[Objective]:
Output the data that follows exactly, line for line.

[Supplied records]:
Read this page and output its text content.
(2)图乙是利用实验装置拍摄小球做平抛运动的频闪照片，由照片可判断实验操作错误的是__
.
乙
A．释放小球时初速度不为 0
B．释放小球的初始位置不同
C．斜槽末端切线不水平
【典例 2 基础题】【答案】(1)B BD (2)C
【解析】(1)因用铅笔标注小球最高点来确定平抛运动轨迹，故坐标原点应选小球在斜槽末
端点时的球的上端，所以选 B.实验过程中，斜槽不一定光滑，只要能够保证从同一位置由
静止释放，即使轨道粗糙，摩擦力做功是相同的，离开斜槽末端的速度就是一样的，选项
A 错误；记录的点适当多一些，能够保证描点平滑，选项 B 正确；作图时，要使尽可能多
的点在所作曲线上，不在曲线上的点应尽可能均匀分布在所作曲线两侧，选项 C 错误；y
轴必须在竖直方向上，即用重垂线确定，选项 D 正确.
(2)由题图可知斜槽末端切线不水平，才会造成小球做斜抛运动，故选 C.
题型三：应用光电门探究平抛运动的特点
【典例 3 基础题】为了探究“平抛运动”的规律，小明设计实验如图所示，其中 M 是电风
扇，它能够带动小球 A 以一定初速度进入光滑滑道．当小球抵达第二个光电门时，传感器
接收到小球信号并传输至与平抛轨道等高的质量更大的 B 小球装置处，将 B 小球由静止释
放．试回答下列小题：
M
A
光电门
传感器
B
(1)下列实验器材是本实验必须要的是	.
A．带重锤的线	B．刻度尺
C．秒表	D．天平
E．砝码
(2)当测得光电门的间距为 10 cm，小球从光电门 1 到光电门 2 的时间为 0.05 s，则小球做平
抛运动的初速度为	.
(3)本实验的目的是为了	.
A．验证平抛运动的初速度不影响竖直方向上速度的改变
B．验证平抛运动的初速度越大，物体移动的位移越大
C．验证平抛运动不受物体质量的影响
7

[Solution to this task]:
Read this page and output its text content.
(2)图乙是利用实验装置拍摄小球做平抛运动的频闪照片，由照片可判断实验操作错误的是__
.
乙
A．释放小球时初速度不为 0
B．释放小球的初始位置不同
C．斜槽末端切线不水平
【典例 2 基础题】【答案】(1)B BD (2)C
【解析】(1)因用铅笔标注小球最高点来确定平抛运动轨迹，故坐标原点应选小球在斜槽末
端点时的球的上端，所以选 B.实验过程中，斜槽不一定光滑，只要能够保证从同一位置由
静止释放，即使轨道粗糙，摩擦力做功是相同的，离开斜槽末端的速度就是一样的，选项
A 错误；记录的点适当多一些，能够保证描点平滑，选项 B 正确；作图时，要使尽可能多
的点在所作曲线上，不在曲线上的点应尽可能均匀分布在所作曲线两侧，选项 C 错误；y
轴必须在竖直方向上，即用重垂线确定，选项 D 正确.
(2)由题图可知斜槽末端切线不水平，才会造成小球做斜抛运动，故选 C.
题型三：应用光电门探究平抛运动的特点
【典例 3 基础题】为了探究“平抛运动”的规律，小明设计实验如图所示，其中 M 是电风
扇，它能够带动小球 A 以一定初速度进入光滑滑道．当小球抵达第二个光电门时，传感器
接收到小球信号并传输至与平抛轨道等高的质量更大的 B 小球装置处，将 B 小球由静止释
放．试回答下列小题：
M
A
光电门
传感器
B
(1)下列实验器材是本实验必须要的是	.
A．带重锤的线	B．刻度尺
C．秒表	D．天平
E．砝码
(2)当测得光电门的间距为 10 cm，小球从光电门 1 到光电门 2 的时间为 0.05 s，则小球做平
抛运动的初速度为	.
(3)本实验的目的是为了	.
A．验证平抛运动的初速度不影响竖直方向上速度的改变
B．验证平抛运动的初速度越大，物体移动的位移越大
C．验证平抛运动不受物体质量的影响
7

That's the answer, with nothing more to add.